• _Given request_
Find the line containing "What's the underlying" in the entries; transcribe it and all remaining lines through the end, exactly as they appear, but not the pictures.
___
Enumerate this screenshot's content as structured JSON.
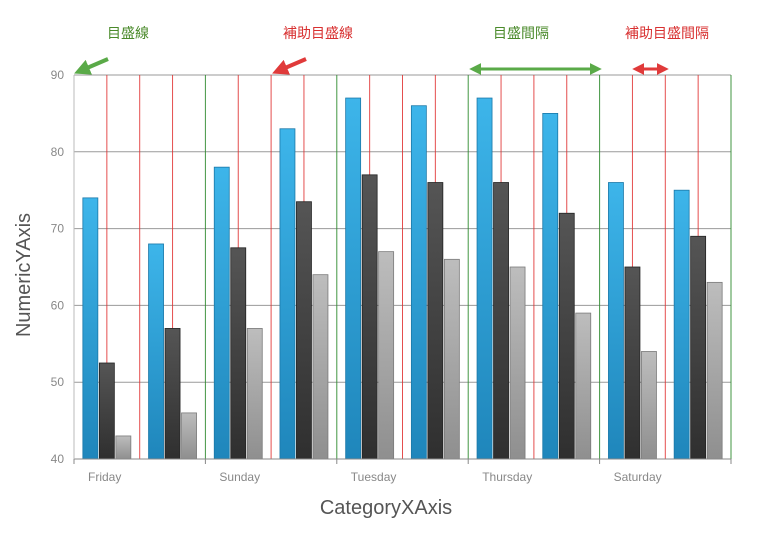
{
  "chart_data": {
    "type": "bar",
    "title": "",
    "xlabel": "CategoryXAxis",
    "ylabel": "NumericYAxis",
    "ylim": [
      40,
      90
    ],
    "y_major_ticks": [
      40,
      50,
      60,
      70,
      80,
      90
    ],
    "categories": [
      "Friday",
      "",
      "Sunday",
      "",
      "Tuesday",
      "",
      "Thursday",
      "",
      "Saturday",
      ""
    ],
    "series": [
      {
        "values": [
          74,
          68,
          78,
          83,
          87,
          86,
          87,
          85,
          76,
          75
        ],
        "color": "#2e9fdb"
      },
      {
        "values": [
          52.5,
          57,
          67.5,
          73.5,
          77,
          76,
          76,
          72,
          65,
          69
        ],
        "color": "#444444"
      },
      {
        "values": [
          43,
          46,
          57,
          64,
          67,
          66,
          65,
          59,
          54,
          63
        ],
        "color": "#a8a8a8"
      }
    ],
    "major_gridline_color": "#2e8b2e",
    "minor_gridline_color": "#e03030",
    "annotations": [
      {
        "text": "目盛線",
        "color": "#4a8a2a",
        "arrow": "green"
      },
      {
        "text": "補助目盛線",
        "color": "#d83030",
        "arrow": "red"
      },
      {
        "text": "目盛間隔",
        "color": "#4a8a2a",
        "arrow": "green-double"
      },
      {
        "text": "補助目盛間隔",
        "color": "#d83030",
        "arrow": "red-double"
      }
    ]
  }
}
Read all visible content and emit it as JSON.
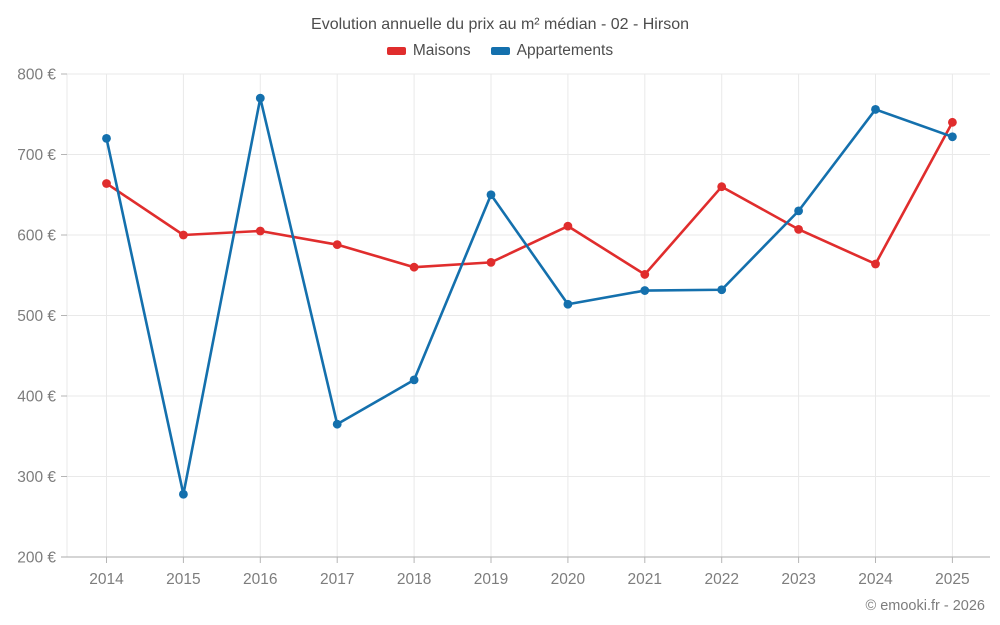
{
  "footer": {
    "copyright": "© emooki.fr - 2026"
  },
  "chart_data": {
    "type": "line",
    "title": "Evolution annuelle du prix au m² médian - 02 - Hirson",
    "x": [
      2014,
      2015,
      2016,
      2017,
      2018,
      2019,
      2020,
      2021,
      2022,
      2023,
      2024,
      2025
    ],
    "series": [
      {
        "name": "Maisons",
        "color": "#e02d2d",
        "values": [
          664,
          600,
          605,
          588,
          560,
          566,
          611,
          551,
          660,
          607,
          564,
          740
        ]
      },
      {
        "name": "Appartements",
        "color": "#1470ad",
        "values": [
          720,
          278,
          770,
          365,
          420,
          650,
          514,
          531,
          532,
          630,
          756,
          722
        ]
      }
    ],
    "xlabel": "",
    "ylabel": "",
    "ytick_suffix": " €",
    "ylim": [
      200,
      800
    ],
    "ytick_step": 100,
    "grid": true,
    "legend_position": "top",
    "styles": {
      "grid_color": "#e9e9e9",
      "axis_color": "#ababab",
      "tick_color": "#b5b5b5",
      "axis_text_color": "#7d7d7d"
    }
  }
}
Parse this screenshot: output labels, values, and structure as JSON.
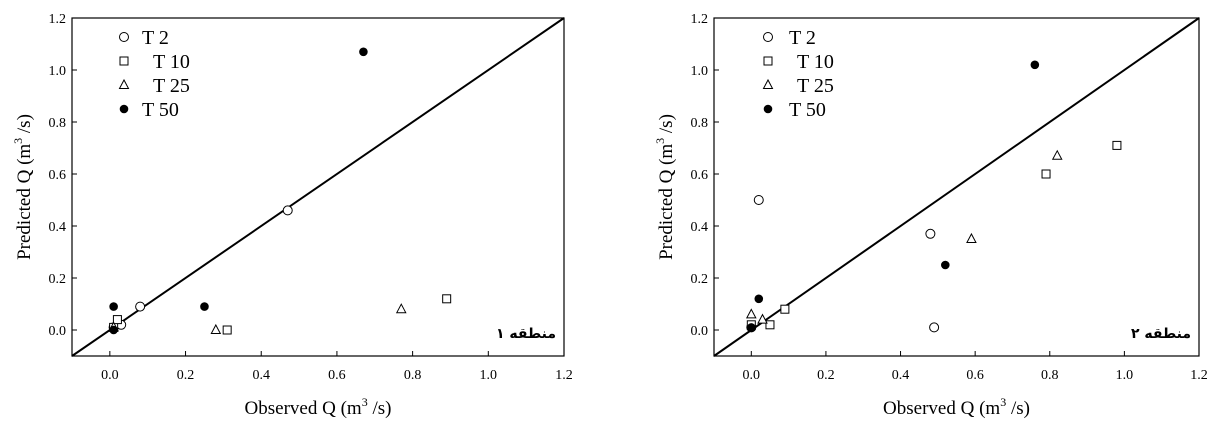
{
  "chart_data": [
    {
      "type": "scatter",
      "xlabel": {
        "before": "Observed Q (m",
        "sup": "3",
        "after": " /s)"
      },
      "ylabel": {
        "before": "Predicted Q (m",
        "sup": "3",
        "after": " /s)"
      },
      "xlim": [
        -0.1,
        1.2
      ],
      "ylim": [
        -0.1,
        1.2
      ],
      "ticks": [
        0.0,
        0.2,
        0.4,
        0.6,
        0.8,
        1.0,
        1.2
      ],
      "tick_labels": [
        "0.0",
        "0.2",
        "0.4",
        "0.6",
        "0.8",
        "1.0",
        "1.2"
      ],
      "annotation": "منطقه ۱",
      "reference_line": "1:1",
      "legend_position": "top-left",
      "series": [
        {
          "name": "T 2",
          "marker": "open-circle",
          "points": [
            [
              0.01,
              0.01
            ],
            [
              0.03,
              0.02
            ],
            [
              0.08,
              0.09
            ],
            [
              0.47,
              0.46
            ]
          ]
        },
        {
          "name": "T 10",
          "marker": "open-square",
          "points": [
            [
              0.01,
              0.01
            ],
            [
              0.02,
              0.04
            ],
            [
              0.31,
              0.0
            ],
            [
              0.89,
              0.12
            ]
          ]
        },
        {
          "name": "T 25",
          "marker": "open-triangle",
          "points": [
            [
              0.01,
              0.01
            ],
            [
              0.28,
              0.0
            ],
            [
              0.77,
              0.08
            ]
          ]
        },
        {
          "name": "T 50",
          "marker": "filled-circle",
          "points": [
            [
              0.01,
              0.09
            ],
            [
              0.01,
              0.0
            ],
            [
              0.25,
              0.09
            ],
            [
              0.67,
              1.07
            ]
          ]
        }
      ]
    },
    {
      "type": "scatter",
      "xlabel": {
        "before": "Observed Q (m",
        "sup": "3",
        "after": " /s)"
      },
      "ylabel": {
        "before": "Predicted Q (m",
        "sup": "3",
        "after": " /s)"
      },
      "xlim": [
        -0.1,
        1.2
      ],
      "ylim": [
        -0.1,
        1.2
      ],
      "ticks": [
        0.0,
        0.2,
        0.4,
        0.6,
        0.8,
        1.0,
        1.2
      ],
      "tick_labels": [
        "0.0",
        "0.2",
        "0.4",
        "0.6",
        "0.8",
        "1.0",
        "1.2"
      ],
      "annotation": "منطقه ۲",
      "reference_line": "1:1",
      "legend_position": "top-left",
      "series": [
        {
          "name": "T 2",
          "marker": "open-circle",
          "points": [
            [
              0.02,
              0.5
            ],
            [
              0.48,
              0.37
            ],
            [
              0.49,
              0.01
            ],
            [
              0.0,
              0.01
            ]
          ]
        },
        {
          "name": "T 10",
          "marker": "open-square",
          "points": [
            [
              0.0,
              0.02
            ],
            [
              0.05,
              0.02
            ],
            [
              0.09,
              0.08
            ],
            [
              0.79,
              0.6
            ],
            [
              0.98,
              0.71
            ]
          ]
        },
        {
          "name": "T 25",
          "marker": "open-triangle",
          "points": [
            [
              0.0,
              0.06
            ],
            [
              0.03,
              0.04
            ],
            [
              0.59,
              0.35
            ],
            [
              0.82,
              0.67
            ]
          ]
        },
        {
          "name": "T 50",
          "marker": "filled-circle",
          "points": [
            [
              0.0,
              0.01
            ],
            [
              0.02,
              0.12
            ],
            [
              0.52,
              0.25
            ],
            [
              0.76,
              1.02
            ]
          ]
        }
      ]
    }
  ]
}
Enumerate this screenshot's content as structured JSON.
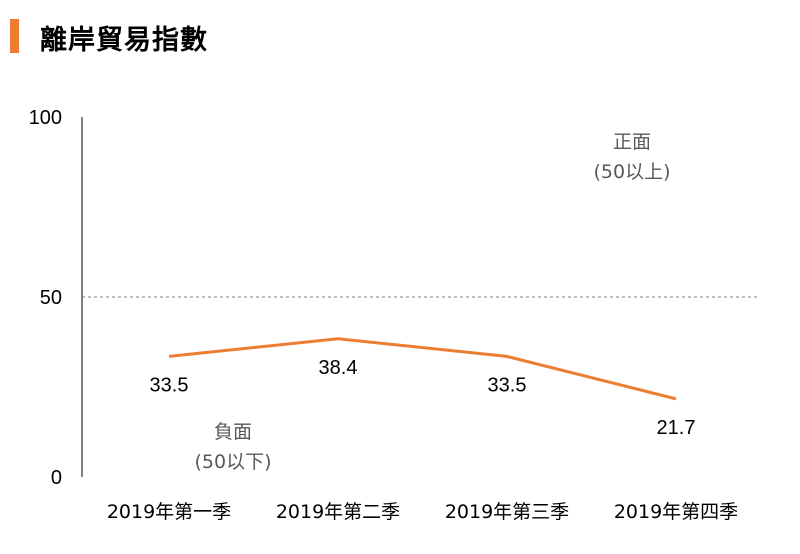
{
  "title": "離岸貿易指數",
  "colors": {
    "accent": "#ED7D31",
    "line": "#ED7D31",
    "reference": "#7F7F7F",
    "annotation": "#595959"
  },
  "chart_data": {
    "type": "line",
    "title": "離岸貿易指數",
    "xlabel": "",
    "ylabel": "",
    "categories": [
      "2019年第一季",
      "2019年第二季",
      "2019年第三季",
      "2019年第四季"
    ],
    "values": [
      33.5,
      38.4,
      33.5,
      21.7
    ],
    "data_labels": [
      "33.5",
      "38.4",
      "33.5",
      "21.7"
    ],
    "ylim": [
      0,
      100
    ],
    "yticks": [
      0,
      50,
      100
    ],
    "ytick_labels": [
      "0",
      "50",
      "100"
    ],
    "reference_line": {
      "value": 50,
      "style": "dashed"
    },
    "annotations": {
      "positive": {
        "line1": "正面",
        "line2": "(50以上)"
      },
      "negative": {
        "line1": "負面",
        "line2": "(50以下)"
      }
    },
    "grid": false,
    "legend": "none"
  }
}
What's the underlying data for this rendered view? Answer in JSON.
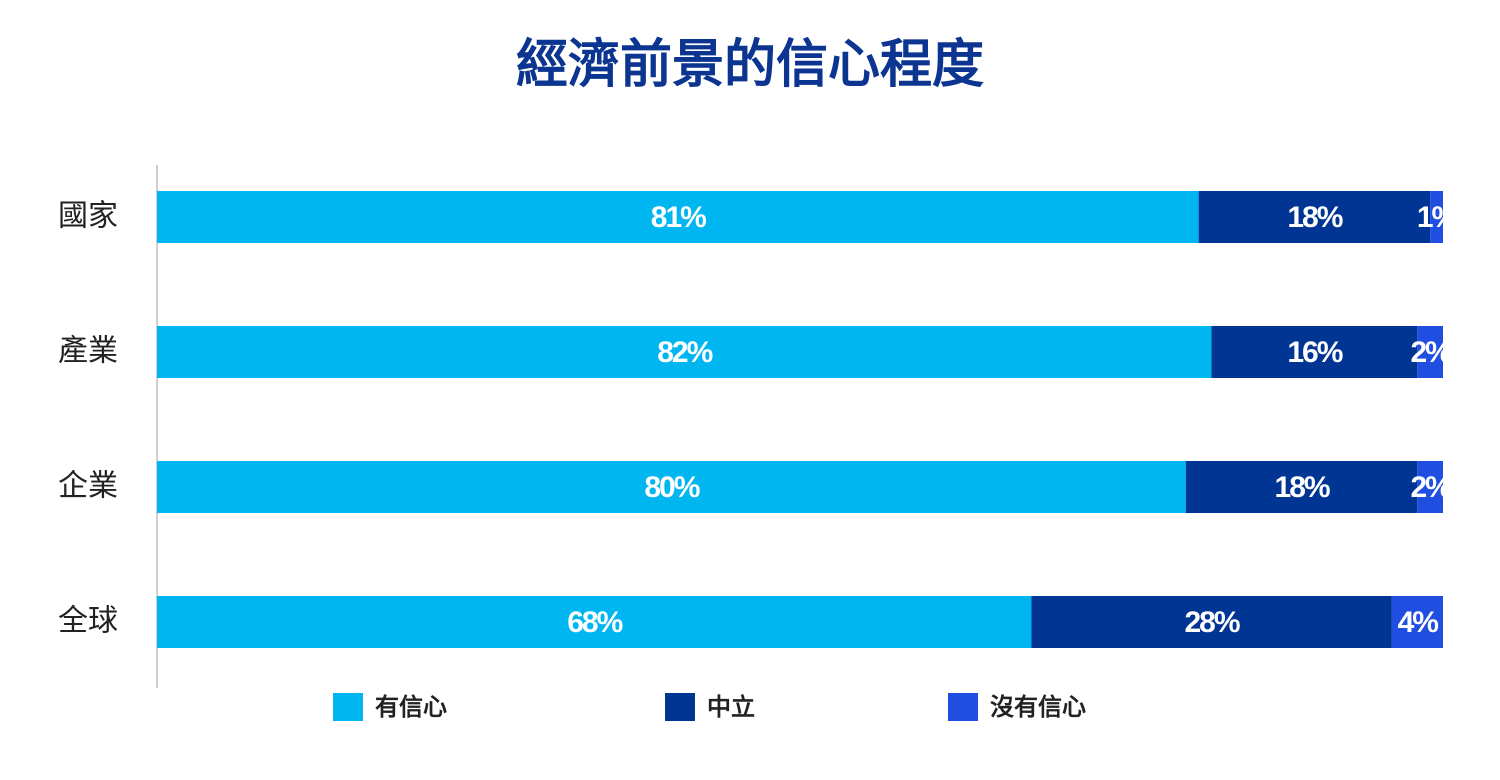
{
  "chart_data": {
    "type": "stacked-barh",
    "title": "經濟前景的信心程度",
    "categories": [
      "國家",
      "產業",
      "企業",
      "全球"
    ],
    "xlim": [
      0,
      100
    ],
    "series": [
      {
        "name": "有信心",
        "color": "#00b6f1",
        "values": [
          81,
          82,
          80,
          68
        ],
        "value_labels": [
          "81%",
          "82%",
          "80%",
          "68%"
        ]
      },
      {
        "name": "中立",
        "color": "#003594",
        "values": [
          18,
          16,
          18,
          28
        ],
        "value_labels": [
          "18%",
          "16%",
          "18%",
          "28%"
        ]
      },
      {
        "name": "沒有信心",
        "color": "#1f4ee0",
        "values": [
          1,
          2,
          2,
          4
        ],
        "value_labels": [
          "1%",
          "2%",
          "2%",
          "4%"
        ]
      }
    ]
  }
}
___
• _Answer to the exercise_
What's the underlying data for this rendered view? Answer in JSON.
{
  "chart_data": {
    "type": "stacked-barh",
    "title": "經濟前景的信心程度",
    "categories": [
      "國家",
      "產業",
      "企業",
      "全球"
    ],
    "xlim": [
      0,
      100
    ],
    "series": [
      {
        "name": "有信心",
        "color": "#00b6f1",
        "values": [
          81,
          82,
          80,
          68
        ],
        "value_labels": [
          "81%",
          "82%",
          "80%",
          "68%"
        ]
      },
      {
        "name": "中立",
        "color": "#003594",
        "values": [
          18,
          16,
          18,
          28
        ],
        "value_labels": [
          "18%",
          "16%",
          "18%",
          "28%"
        ]
      },
      {
        "name": "沒有信心",
        "color": "#1f4ee0",
        "values": [
          1,
          2,
          2,
          4
        ],
        "value_labels": [
          "1%",
          "2%",
          "2%",
          "4%"
        ]
      }
    ]
  }
}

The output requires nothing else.